= Data extract =
# # #

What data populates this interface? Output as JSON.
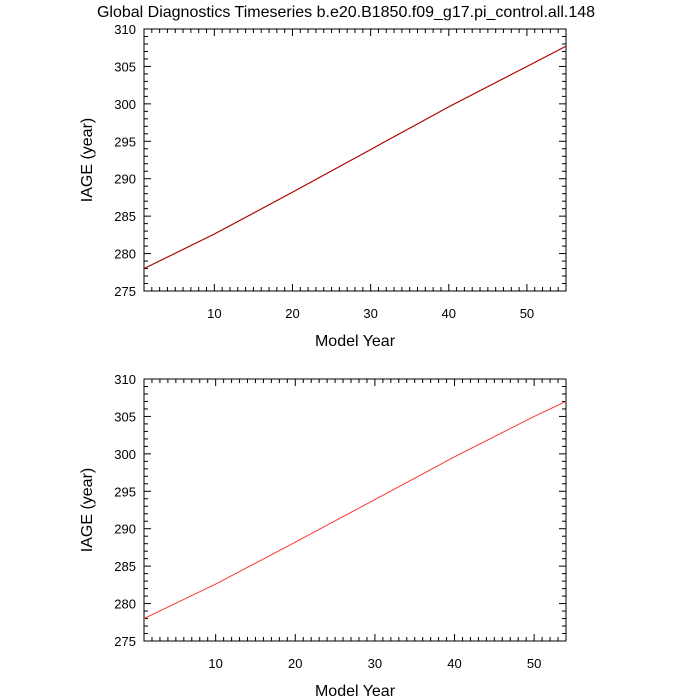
{
  "page_title": "Global Diagnostics Timeseries b.e20.B1850.f09_g17.pi_control.all.148",
  "chart_data": [
    {
      "type": "line",
      "xlabel": "Model Year",
      "ylabel": "IAGE (year)",
      "xlim": [
        1,
        55
      ],
      "ylim": [
        275,
        310
      ],
      "x_ticks": [
        10,
        20,
        30,
        40,
        50
      ],
      "x_tick_labels": [
        "10",
        "20",
        "30",
        "40",
        "50"
      ],
      "y_ticks": [
        275,
        280,
        285,
        290,
        295,
        300,
        305,
        310
      ],
      "y_tick_labels": [
        "275",
        "280",
        "285",
        "290",
        "295",
        "300",
        "305",
        "310"
      ],
      "grid": false,
      "series": [
        {
          "color": "#000000",
          "x": [
            1,
            10,
            20,
            30,
            40,
            50,
            55
          ],
          "y": [
            278.0,
            282.6,
            288.2,
            293.9,
            299.6,
            305.0,
            307.7
          ]
        },
        {
          "color": "#cc0000",
          "x": [
            1,
            10,
            20,
            30,
            40,
            50,
            55
          ],
          "y": [
            278.0,
            282.6,
            288.2,
            293.9,
            299.6,
            305.0,
            307.7
          ]
        }
      ]
    },
    {
      "type": "line",
      "xlabel": "Model Year",
      "ylabel": "IAGE (year)",
      "xlim": [
        1,
        54
      ],
      "ylim": [
        275,
        310
      ],
      "x_ticks": [
        10,
        20,
        30,
        40,
        50
      ],
      "x_tick_labels": [
        "10",
        "20",
        "30",
        "40",
        "50"
      ],
      "y_ticks": [
        275,
        280,
        285,
        290,
        295,
        300,
        305,
        310
      ],
      "y_tick_labels": [
        "275",
        "280",
        "285",
        "290",
        "295",
        "300",
        "305",
        "310"
      ],
      "grid": false,
      "series": [
        {
          "color": "#ff3333",
          "x": [
            1,
            10,
            20,
            30,
            40,
            50,
            54
          ],
          "y": [
            278.0,
            282.6,
            288.2,
            293.9,
            299.6,
            305.0,
            307.0
          ]
        }
      ]
    }
  ]
}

# # #

= Requirements =
Exclude the pictures. Write out the remaining data exactly.

= Output of the exercise =
What data populates this interface? Output as JSON.
{
  "page_title": "Global Diagnostics Timeseries b.e20.B1850.f09_g17.pi_control.all.148",
  "chart_data": [
    {
      "type": "line",
      "xlabel": "Model Year",
      "ylabel": "IAGE (year)",
      "xlim": [
        1,
        55
      ],
      "ylim": [
        275,
        310
      ],
      "x_ticks": [
        10,
        20,
        30,
        40,
        50
      ],
      "x_tick_labels": [
        "10",
        "20",
        "30",
        "40",
        "50"
      ],
      "y_ticks": [
        275,
        280,
        285,
        290,
        295,
        300,
        305,
        310
      ],
      "y_tick_labels": [
        "275",
        "280",
        "285",
        "290",
        "295",
        "300",
        "305",
        "310"
      ],
      "grid": false,
      "series": [
        {
          "color": "#000000",
          "x": [
            1,
            10,
            20,
            30,
            40,
            50,
            55
          ],
          "y": [
            278.0,
            282.6,
            288.2,
            293.9,
            299.6,
            305.0,
            307.7
          ]
        },
        {
          "color": "#cc0000",
          "x": [
            1,
            10,
            20,
            30,
            40,
            50,
            55
          ],
          "y": [
            278.0,
            282.6,
            288.2,
            293.9,
            299.6,
            305.0,
            307.7
          ]
        }
      ]
    },
    {
      "type": "line",
      "xlabel": "Model Year",
      "ylabel": "IAGE (year)",
      "xlim": [
        1,
        54
      ],
      "ylim": [
        275,
        310
      ],
      "x_ticks": [
        10,
        20,
        30,
        40,
        50
      ],
      "x_tick_labels": [
        "10",
        "20",
        "30",
        "40",
        "50"
      ],
      "y_ticks": [
        275,
        280,
        285,
        290,
        295,
        300,
        305,
        310
      ],
      "y_tick_labels": [
        "275",
        "280",
        "285",
        "290",
        "295",
        "300",
        "305",
        "310"
      ],
      "grid": false,
      "series": [
        {
          "color": "#ff3333",
          "x": [
            1,
            10,
            20,
            30,
            40,
            50,
            54
          ],
          "y": [
            278.0,
            282.6,
            288.2,
            293.9,
            299.6,
            305.0,
            307.0
          ]
        }
      ]
    }
  ]
}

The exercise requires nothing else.